» **Task details**: Where a line holds the word "coach", copy that line.

Records contained in a dataset

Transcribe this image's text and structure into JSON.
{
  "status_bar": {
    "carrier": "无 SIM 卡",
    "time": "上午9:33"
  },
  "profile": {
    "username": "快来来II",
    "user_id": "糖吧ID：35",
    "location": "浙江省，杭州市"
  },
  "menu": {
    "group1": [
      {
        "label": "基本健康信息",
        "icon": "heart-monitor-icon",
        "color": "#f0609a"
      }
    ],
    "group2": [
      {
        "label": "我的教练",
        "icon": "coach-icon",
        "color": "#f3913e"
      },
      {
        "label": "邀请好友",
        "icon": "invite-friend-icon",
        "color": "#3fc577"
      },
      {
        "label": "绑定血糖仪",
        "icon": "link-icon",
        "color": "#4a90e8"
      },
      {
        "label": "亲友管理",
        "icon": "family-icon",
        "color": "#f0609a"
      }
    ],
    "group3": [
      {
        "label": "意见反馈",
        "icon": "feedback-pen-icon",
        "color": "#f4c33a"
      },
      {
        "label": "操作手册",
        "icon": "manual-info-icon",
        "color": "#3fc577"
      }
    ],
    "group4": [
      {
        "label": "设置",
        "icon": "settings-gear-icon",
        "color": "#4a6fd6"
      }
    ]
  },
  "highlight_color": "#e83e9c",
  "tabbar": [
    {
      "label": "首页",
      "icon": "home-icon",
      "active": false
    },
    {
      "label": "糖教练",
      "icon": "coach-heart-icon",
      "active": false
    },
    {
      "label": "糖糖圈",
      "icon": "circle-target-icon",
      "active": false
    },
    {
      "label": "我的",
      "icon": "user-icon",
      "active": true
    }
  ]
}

» **Task solution**:
        "icon": "coach-icon",
      "icon": "coach-heart-icon",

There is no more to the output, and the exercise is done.